▸ INPUT RECORDS:
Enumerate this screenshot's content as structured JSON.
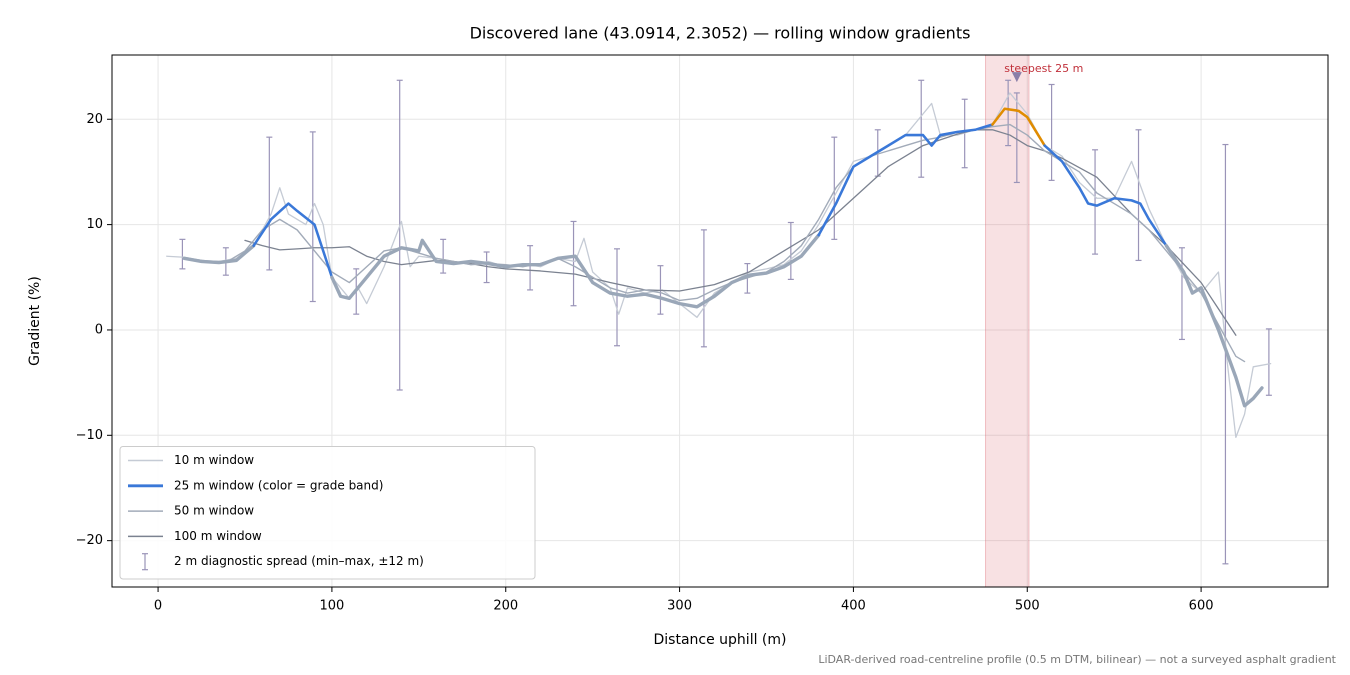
{
  "chart_data": {
    "type": "line",
    "title": "Discovered lane (43.0914, 2.3052) — rolling window gradients",
    "xlabel": "Distance uphill (m)",
    "ylabel": "Gradient (%)",
    "footnote": "LiDAR-derived road-centreline profile (0.5 m DTM, bilinear) — not a surveyed asphalt gradient",
    "xlim": [
      -26.5,
      673
    ],
    "ylim": [
      -24.4,
      26.1
    ],
    "xticks": [
      0,
      100,
      200,
      300,
      400,
      500,
      600
    ],
    "yticks": [
      {
        "value": -20,
        "label": "−20"
      },
      {
        "value": -10,
        "label": "−10"
      },
      0,
      10,
      20
    ],
    "grid": true,
    "legend": "lower left",
    "series": [
      {
        "name": "10 m window",
        "color": "#c5cbd5",
        "width": 1.3,
        "x": [
          5,
          15,
          25,
          35,
          45,
          55,
          65,
          70,
          75,
          85,
          90,
          95,
          100,
          110,
          115,
          120,
          130,
          140,
          145,
          150,
          160,
          170,
          180,
          190,
          200,
          210,
          220,
          230,
          240,
          245,
          250,
          260,
          265,
          270,
          280,
          290,
          300,
          310,
          320,
          330,
          340,
          350,
          360,
          370,
          380,
          390,
          400,
          410,
          420,
          430,
          440,
          445,
          450,
          460,
          470,
          480,
          490,
          500,
          510,
          520,
          530,
          540,
          550,
          560,
          570,
          580,
          590,
          600,
          605,
          610,
          615,
          620,
          625,
          630,
          640
        ],
        "values": [
          7.0,
          6.9,
          6.6,
          6.5,
          6.8,
          8.0,
          11,
          13.5,
          11,
          10,
          12,
          10,
          5,
          3,
          4,
          2.5,
          6,
          10.3,
          6,
          7,
          6.8,
          6.5,
          6.2,
          6.5,
          6.0,
          6.3,
          6.0,
          6.8,
          6.5,
          8.7,
          5.5,
          4.0,
          1.5,
          4.0,
          3.5,
          3.8,
          2.5,
          1.2,
          3.5,
          4.5,
          5.5,
          5.8,
          6.2,
          7.5,
          10,
          13,
          16,
          16.5,
          17.5,
          18.5,
          20.5,
          21.5,
          18.5,
          18.5,
          19,
          19.5,
          22.5,
          20.5,
          17.5,
          16.5,
          14,
          12.5,
          12.5,
          16,
          11.5,
          8,
          5,
          3.5,
          4.5,
          5.5,
          -3,
          -10.2,
          -8,
          -3.5,
          -3.2
        ]
      },
      {
        "name": "25 m window (color = grade band)",
        "color": "#9aa7b8",
        "width": 3.4,
        "grade_bands": [
          {
            "from": 10,
            "color": "#3a78d8"
          },
          {
            "from": 20,
            "color": "#e08c00"
          }
        ],
        "x": [
          15,
          25,
          35,
          45,
          55,
          65,
          75,
          80,
          90,
          100,
          105,
          110,
          120,
          130,
          140,
          150,
          152,
          160,
          170,
          180,
          190,
          200,
          210,
          220,
          230,
          240,
          250,
          260,
          270,
          280,
          290,
          300,
          310,
          320,
          330,
          340,
          350,
          360,
          370,
          380,
          390,
          400,
          410,
          420,
          430,
          440,
          445,
          450,
          460,
          470,
          480,
          487,
          495,
          500,
          510,
          520,
          530,
          535,
          540,
          550,
          560,
          565,
          570,
          580,
          590,
          595,
          600,
          610,
          620,
          625,
          630,
          635
        ],
        "values": [
          6.8,
          6.5,
          6.4,
          6.6,
          8.0,
          10.5,
          12.0,
          11.3,
          10,
          5,
          3.2,
          3,
          5,
          7,
          7.8,
          7.5,
          8.5,
          6.5,
          6.3,
          6.5,
          6.3,
          6.0,
          6.2,
          6.2,
          6.8,
          7,
          4.5,
          3.5,
          3.2,
          3.4,
          3.0,
          2.5,
          2.2,
          3.2,
          4.5,
          5.2,
          5.4,
          6.0,
          7.0,
          9.0,
          12,
          15.5,
          16.5,
          17.5,
          18.5,
          18.5,
          17.5,
          18.5,
          18.8,
          19,
          19.5,
          21,
          20.8,
          20.2,
          17.5,
          16,
          13.5,
          12,
          11.8,
          12.5,
          12.3,
          12,
          10.5,
          8.0,
          5.5,
          3.5,
          4.0,
          0,
          -4.5,
          -7.2,
          -6.5,
          -5.5
        ]
      },
      {
        "name": "50 m window",
        "color": "#a2abb9",
        "width": 1.4,
        "x": [
          20,
          30,
          40,
          50,
          60,
          70,
          80,
          90,
          100,
          110,
          120,
          130,
          140,
          150,
          160,
          170,
          180,
          190,
          200,
          210,
          220,
          230,
          240,
          250,
          260,
          270,
          280,
          290,
          300,
          310,
          320,
          330,
          340,
          350,
          360,
          370,
          380,
          390,
          400,
          410,
          420,
          430,
          440,
          450,
          460,
          470,
          480,
          490,
          500,
          510,
          520,
          530,
          540,
          550,
          560,
          570,
          580,
          590,
          600,
          610,
          620,
          625
        ],
        "values": [
          6.7,
          6.5,
          6.5,
          7.5,
          9.5,
          10.5,
          9.5,
          7.5,
          5.5,
          4.5,
          6,
          7.5,
          7.8,
          7.3,
          6.8,
          6.5,
          6.2,
          6.3,
          6.2,
          6.0,
          6.3,
          6.8,
          6.0,
          5.0,
          4.0,
          3.5,
          3.8,
          3.5,
          2.8,
          3.0,
          3.8,
          4.5,
          5.0,
          5.5,
          6.5,
          8.0,
          10.5,
          13.5,
          15.5,
          16.5,
          17,
          17.5,
          18.0,
          18.3,
          18.8,
          19.0,
          19.3,
          19.5,
          18.5,
          17.0,
          16.0,
          15.0,
          13.0,
          12.0,
          11.0,
          9.5,
          7.5,
          5.5,
          3.5,
          0.5,
          -2.5,
          -3.0
        ]
      },
      {
        "name": "100 m window",
        "color": "#7b8290",
        "width": 1.3,
        "x": [
          50,
          60,
          70,
          80,
          90,
          100,
          110,
          120,
          130,
          140,
          150,
          160,
          170,
          180,
          190,
          200,
          220,
          240,
          260,
          280,
          300,
          320,
          340,
          360,
          380,
          400,
          420,
          440,
          460,
          470,
          480,
          490,
          500,
          510,
          520,
          540,
          560,
          580,
          600,
          610,
          620
        ],
        "values": [
          8.5,
          8.0,
          7.6,
          7.7,
          7.8,
          7.8,
          7.9,
          7.0,
          6.5,
          6.2,
          6.4,
          6.6,
          6.5,
          6.3,
          6.0,
          5.8,
          5.6,
          5.3,
          4.5,
          3.8,
          3.7,
          4.3,
          5.5,
          7.5,
          9.5,
          12.5,
          15.5,
          17.5,
          18.6,
          19,
          19,
          18.5,
          17.5,
          17,
          16.3,
          14.5,
          11,
          8,
          4.5,
          2.0,
          -0.5
        ]
      }
    ],
    "errorbars": {
      "name": "2 m diagnostic spread (min–max, ±12 m)",
      "color": "#9a94b8",
      "x": [
        14,
        39,
        64,
        89,
        114,
        139,
        164,
        189,
        214,
        239,
        264,
        289,
        314,
        339,
        364,
        389,
        414,
        439,
        464,
        489,
        494,
        514,
        539,
        564,
        589,
        614,
        639
      ],
      "low": [
        5.8,
        5.2,
        5.7,
        2.7,
        1.5,
        -5.7,
        5.4,
        4.5,
        3.8,
        2.3,
        -1.5,
        1.5,
        -1.6,
        3.5,
        4.8,
        8.6,
        14.6,
        14.5,
        15.4,
        17.5,
        14.0,
        14.2,
        7.2,
        6.6,
        -0.9,
        -22.2,
        -6.2
      ],
      "high": [
        8.6,
        7.8,
        18.3,
        18.8,
        5.8,
        23.7,
        8.6,
        7.4,
        8.0,
        10.3,
        7.7,
        6.1,
        9.5,
        6.3,
        10.2,
        18.3,
        19.0,
        23.7,
        21.9,
        23.7,
        22.5,
        23.3,
        17.1,
        19.0,
        7.8,
        17.6,
        0.1
      ]
    },
    "highlight_span": [
      476,
      501
    ],
    "annotation": {
      "text": "steepest 25 m",
      "x": 494,
      "y": 24.0,
      "color": "#c0303a"
    }
  }
}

▸ PROMPT: Select the lines from the entries that include the word "window".

▸ THE REPLY:
    "title": "Discovered lane (43.0914, 2.3052) — rolling window gradients",
        "name": "10 m window",
        "name": "25 m window (color = grade band)",
        "name": "50 m window",
        "name": "100 m window",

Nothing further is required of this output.